▸ Data for this exercise
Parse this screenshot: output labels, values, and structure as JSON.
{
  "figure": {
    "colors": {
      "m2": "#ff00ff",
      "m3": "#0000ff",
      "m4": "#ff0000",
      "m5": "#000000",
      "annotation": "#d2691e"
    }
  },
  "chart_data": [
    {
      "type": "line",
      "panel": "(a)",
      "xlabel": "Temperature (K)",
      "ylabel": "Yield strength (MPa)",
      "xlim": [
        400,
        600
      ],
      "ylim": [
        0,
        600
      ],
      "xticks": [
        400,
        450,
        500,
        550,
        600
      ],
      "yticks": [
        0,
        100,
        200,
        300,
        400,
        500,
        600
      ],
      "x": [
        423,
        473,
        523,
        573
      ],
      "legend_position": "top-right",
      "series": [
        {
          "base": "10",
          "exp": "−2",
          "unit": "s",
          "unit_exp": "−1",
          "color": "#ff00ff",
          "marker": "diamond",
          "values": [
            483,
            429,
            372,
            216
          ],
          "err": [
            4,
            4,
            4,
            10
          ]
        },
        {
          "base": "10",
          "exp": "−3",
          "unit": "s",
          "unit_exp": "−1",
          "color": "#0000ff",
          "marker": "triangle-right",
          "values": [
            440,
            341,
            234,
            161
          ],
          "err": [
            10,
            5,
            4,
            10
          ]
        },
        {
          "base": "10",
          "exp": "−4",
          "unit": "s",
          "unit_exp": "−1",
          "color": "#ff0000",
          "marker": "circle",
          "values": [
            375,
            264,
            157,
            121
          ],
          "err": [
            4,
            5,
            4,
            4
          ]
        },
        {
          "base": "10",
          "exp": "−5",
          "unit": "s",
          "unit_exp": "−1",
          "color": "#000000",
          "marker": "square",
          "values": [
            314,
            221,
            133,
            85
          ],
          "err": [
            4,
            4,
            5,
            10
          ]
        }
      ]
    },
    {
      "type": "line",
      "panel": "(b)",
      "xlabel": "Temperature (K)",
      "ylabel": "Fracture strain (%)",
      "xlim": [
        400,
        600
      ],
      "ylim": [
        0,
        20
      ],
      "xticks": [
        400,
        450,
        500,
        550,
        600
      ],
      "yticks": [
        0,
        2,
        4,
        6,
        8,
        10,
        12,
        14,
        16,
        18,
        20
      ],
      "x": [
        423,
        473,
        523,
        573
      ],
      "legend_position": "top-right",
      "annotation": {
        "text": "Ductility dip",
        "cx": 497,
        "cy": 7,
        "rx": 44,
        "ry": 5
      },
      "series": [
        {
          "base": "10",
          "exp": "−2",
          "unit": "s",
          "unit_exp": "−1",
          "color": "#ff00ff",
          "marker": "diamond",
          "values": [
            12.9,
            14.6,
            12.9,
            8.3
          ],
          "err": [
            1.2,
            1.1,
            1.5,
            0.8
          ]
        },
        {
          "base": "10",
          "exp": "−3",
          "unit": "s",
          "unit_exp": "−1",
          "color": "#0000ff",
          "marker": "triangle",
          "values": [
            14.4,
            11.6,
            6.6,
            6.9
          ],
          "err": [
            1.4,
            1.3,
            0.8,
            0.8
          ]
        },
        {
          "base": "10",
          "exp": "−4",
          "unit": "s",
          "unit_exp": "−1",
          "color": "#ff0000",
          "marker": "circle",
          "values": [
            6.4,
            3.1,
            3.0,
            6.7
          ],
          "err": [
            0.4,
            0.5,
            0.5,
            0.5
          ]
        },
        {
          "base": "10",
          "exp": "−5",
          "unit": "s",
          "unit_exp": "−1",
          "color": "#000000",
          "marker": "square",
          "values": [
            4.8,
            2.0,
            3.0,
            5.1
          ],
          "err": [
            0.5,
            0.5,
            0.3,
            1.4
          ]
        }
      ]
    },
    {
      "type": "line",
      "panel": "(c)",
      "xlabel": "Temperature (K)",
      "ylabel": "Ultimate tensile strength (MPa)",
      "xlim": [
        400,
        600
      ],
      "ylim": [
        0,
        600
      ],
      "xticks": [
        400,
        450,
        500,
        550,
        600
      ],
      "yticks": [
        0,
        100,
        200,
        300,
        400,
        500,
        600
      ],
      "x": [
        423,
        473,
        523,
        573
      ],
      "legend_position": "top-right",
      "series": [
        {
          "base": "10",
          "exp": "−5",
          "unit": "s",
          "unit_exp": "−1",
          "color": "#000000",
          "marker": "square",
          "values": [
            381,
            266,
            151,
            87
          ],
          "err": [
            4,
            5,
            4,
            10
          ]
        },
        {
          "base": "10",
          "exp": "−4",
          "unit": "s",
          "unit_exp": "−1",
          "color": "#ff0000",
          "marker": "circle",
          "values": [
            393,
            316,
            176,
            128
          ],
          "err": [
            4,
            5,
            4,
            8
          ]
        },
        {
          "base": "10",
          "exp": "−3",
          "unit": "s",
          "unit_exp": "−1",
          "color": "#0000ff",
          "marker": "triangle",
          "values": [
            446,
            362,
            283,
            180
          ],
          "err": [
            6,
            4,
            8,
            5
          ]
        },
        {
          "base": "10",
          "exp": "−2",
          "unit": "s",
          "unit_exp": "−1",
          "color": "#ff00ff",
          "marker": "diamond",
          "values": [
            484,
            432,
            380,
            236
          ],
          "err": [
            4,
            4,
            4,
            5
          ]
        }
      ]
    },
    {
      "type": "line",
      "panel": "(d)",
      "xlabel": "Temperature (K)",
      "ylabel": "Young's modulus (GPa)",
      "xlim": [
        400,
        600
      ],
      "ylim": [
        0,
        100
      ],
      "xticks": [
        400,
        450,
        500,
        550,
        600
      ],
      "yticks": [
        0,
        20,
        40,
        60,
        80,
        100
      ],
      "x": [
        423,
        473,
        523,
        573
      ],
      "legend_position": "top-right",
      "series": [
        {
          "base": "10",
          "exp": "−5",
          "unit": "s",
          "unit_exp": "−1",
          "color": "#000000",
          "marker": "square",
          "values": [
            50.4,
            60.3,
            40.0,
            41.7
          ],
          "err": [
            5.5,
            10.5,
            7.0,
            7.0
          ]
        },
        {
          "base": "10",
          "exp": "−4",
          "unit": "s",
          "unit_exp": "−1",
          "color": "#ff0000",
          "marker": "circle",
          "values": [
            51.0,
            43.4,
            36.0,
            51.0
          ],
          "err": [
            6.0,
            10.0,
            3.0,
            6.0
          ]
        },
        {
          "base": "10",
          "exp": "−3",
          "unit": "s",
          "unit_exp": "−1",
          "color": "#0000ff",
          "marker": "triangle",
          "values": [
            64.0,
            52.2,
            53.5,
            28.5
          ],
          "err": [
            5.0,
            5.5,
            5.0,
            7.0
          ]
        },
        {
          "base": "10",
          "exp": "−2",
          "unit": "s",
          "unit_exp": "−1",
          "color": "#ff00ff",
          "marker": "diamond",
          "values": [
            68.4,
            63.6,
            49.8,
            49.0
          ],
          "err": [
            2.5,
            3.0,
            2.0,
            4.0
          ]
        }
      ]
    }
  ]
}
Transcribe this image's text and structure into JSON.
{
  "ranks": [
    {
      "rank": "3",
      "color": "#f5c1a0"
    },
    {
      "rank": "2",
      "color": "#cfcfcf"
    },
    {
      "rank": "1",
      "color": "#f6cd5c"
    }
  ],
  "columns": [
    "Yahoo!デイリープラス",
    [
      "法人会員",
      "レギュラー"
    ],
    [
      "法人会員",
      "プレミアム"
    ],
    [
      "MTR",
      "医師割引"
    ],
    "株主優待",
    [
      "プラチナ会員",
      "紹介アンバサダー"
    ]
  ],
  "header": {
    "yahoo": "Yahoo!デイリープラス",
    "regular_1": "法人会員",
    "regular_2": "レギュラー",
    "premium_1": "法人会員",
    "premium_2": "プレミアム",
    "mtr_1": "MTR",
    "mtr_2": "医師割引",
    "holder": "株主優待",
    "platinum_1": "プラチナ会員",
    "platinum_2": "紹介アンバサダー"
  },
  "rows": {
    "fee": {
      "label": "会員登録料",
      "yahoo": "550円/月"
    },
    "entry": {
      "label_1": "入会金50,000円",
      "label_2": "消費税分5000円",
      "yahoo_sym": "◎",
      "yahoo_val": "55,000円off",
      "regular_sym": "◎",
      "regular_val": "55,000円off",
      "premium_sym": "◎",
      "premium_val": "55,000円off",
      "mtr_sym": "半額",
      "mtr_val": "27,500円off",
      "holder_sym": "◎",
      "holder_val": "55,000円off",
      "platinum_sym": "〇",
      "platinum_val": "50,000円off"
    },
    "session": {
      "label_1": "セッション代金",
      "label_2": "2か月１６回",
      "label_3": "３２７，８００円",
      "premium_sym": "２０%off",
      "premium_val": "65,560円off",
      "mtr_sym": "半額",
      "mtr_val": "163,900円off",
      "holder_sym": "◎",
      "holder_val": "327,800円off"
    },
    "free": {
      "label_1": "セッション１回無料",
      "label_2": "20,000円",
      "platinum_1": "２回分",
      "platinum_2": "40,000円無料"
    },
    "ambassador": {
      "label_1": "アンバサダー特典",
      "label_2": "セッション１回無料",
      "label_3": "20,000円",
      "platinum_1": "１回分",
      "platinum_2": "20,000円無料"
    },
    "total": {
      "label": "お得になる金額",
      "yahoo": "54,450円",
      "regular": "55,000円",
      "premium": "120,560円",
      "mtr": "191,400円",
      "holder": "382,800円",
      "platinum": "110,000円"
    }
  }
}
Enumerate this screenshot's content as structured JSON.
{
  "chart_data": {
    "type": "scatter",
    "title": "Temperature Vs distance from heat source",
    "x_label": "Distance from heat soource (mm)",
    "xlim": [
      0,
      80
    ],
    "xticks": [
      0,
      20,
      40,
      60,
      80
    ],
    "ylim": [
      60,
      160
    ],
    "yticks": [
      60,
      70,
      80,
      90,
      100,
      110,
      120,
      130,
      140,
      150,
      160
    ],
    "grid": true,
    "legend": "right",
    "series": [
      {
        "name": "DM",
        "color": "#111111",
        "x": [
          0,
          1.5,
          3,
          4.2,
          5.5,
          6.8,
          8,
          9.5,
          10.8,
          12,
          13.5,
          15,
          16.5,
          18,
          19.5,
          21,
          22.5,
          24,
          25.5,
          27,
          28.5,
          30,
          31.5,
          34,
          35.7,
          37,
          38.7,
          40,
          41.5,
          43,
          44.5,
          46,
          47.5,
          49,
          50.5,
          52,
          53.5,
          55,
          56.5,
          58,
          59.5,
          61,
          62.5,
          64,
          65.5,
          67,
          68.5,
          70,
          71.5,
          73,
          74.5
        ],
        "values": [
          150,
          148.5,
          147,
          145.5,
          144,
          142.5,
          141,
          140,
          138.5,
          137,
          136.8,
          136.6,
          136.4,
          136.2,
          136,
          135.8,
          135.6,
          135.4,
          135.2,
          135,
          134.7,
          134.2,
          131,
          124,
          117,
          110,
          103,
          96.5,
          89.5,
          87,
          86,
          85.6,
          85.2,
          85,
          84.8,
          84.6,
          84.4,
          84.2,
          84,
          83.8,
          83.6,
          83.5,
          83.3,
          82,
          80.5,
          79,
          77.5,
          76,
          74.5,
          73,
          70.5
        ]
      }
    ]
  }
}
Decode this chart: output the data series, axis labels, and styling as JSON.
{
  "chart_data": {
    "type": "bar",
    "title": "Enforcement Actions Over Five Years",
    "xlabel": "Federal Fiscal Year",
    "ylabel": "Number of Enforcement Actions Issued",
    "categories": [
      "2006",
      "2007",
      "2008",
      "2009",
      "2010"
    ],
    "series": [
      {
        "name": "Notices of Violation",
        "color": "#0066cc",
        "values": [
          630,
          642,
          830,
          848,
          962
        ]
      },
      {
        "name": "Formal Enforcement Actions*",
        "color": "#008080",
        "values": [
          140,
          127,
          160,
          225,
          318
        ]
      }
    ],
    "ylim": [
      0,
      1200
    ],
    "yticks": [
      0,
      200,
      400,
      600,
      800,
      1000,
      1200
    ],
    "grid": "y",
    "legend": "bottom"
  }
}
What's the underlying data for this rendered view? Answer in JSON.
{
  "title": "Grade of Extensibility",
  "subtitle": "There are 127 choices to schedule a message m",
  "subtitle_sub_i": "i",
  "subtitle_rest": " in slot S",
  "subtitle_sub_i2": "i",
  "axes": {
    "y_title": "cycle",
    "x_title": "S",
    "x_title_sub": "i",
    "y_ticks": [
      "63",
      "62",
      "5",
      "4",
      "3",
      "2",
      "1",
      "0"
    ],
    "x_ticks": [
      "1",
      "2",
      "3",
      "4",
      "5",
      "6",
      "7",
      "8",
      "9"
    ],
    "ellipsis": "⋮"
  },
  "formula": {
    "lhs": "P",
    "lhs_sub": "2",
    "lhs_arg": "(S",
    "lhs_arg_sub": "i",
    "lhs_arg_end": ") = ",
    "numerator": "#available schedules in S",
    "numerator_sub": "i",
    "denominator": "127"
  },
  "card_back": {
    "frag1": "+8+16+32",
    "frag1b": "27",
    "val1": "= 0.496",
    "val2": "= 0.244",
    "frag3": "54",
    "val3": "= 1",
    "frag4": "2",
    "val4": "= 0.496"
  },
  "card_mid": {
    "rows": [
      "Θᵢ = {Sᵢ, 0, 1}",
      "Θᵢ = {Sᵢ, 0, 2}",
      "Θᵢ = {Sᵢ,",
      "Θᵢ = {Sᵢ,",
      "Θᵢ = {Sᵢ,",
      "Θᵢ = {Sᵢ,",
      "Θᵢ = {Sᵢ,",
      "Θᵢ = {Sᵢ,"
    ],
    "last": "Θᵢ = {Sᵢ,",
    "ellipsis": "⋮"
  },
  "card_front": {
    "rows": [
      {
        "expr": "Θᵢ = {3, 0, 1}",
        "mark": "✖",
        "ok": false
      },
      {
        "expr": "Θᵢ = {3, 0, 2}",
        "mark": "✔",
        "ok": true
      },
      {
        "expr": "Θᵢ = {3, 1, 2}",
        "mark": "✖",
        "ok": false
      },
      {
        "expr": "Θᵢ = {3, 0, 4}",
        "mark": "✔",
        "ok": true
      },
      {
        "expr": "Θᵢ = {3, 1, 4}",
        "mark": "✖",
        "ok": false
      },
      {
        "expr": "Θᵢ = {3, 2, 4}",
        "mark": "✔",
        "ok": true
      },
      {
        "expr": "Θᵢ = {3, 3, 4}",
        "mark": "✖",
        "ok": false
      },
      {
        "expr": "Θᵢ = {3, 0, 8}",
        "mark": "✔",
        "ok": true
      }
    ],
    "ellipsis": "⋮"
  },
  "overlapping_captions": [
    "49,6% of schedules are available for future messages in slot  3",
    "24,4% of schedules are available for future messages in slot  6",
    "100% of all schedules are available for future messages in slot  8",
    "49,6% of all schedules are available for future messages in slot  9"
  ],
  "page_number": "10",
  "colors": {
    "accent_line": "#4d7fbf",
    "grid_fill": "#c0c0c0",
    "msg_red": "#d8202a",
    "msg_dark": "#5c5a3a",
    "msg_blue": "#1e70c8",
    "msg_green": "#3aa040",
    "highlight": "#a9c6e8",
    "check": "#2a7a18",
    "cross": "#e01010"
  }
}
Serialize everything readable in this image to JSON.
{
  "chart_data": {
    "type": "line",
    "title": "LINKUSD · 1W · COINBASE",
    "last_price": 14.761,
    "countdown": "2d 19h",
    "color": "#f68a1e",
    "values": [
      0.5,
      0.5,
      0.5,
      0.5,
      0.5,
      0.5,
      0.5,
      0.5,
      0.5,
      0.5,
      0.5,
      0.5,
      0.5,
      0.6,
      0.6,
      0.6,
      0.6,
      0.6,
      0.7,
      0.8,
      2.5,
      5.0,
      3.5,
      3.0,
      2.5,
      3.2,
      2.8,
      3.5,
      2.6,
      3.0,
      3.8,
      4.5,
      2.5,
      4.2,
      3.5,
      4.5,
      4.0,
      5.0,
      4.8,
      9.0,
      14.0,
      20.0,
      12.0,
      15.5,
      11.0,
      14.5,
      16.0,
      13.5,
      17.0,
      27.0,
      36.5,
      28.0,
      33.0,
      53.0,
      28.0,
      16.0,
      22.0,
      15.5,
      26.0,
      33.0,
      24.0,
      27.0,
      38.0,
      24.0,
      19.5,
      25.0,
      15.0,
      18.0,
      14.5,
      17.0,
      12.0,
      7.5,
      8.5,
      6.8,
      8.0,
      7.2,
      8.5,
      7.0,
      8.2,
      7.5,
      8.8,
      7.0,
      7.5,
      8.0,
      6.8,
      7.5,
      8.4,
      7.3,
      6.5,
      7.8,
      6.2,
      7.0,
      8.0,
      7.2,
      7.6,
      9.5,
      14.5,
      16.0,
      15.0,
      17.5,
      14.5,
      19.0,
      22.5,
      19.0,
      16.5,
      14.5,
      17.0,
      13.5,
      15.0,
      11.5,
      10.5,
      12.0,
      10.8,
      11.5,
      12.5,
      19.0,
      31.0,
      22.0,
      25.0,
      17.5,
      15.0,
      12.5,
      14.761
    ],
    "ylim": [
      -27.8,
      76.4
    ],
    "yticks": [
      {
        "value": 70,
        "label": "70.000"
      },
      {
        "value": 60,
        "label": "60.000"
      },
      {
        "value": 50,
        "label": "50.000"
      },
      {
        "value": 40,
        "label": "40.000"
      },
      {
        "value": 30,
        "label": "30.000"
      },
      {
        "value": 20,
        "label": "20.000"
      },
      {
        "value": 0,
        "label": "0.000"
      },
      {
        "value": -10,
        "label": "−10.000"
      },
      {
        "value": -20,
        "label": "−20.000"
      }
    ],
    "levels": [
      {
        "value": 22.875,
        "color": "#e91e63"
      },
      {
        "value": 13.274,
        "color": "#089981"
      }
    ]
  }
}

▸ What the exercise asks
From the entries above, collect every line with the string "future" in it.

▸ Reply
    "49,6% of schedules are available for future messages in slot  3",
    "24,4% of schedules are available for future messages in slot  6",
    "100% of all schedules are available for future messages in slot  8",
    "49,6% of all schedules are available for future messages in slot  9"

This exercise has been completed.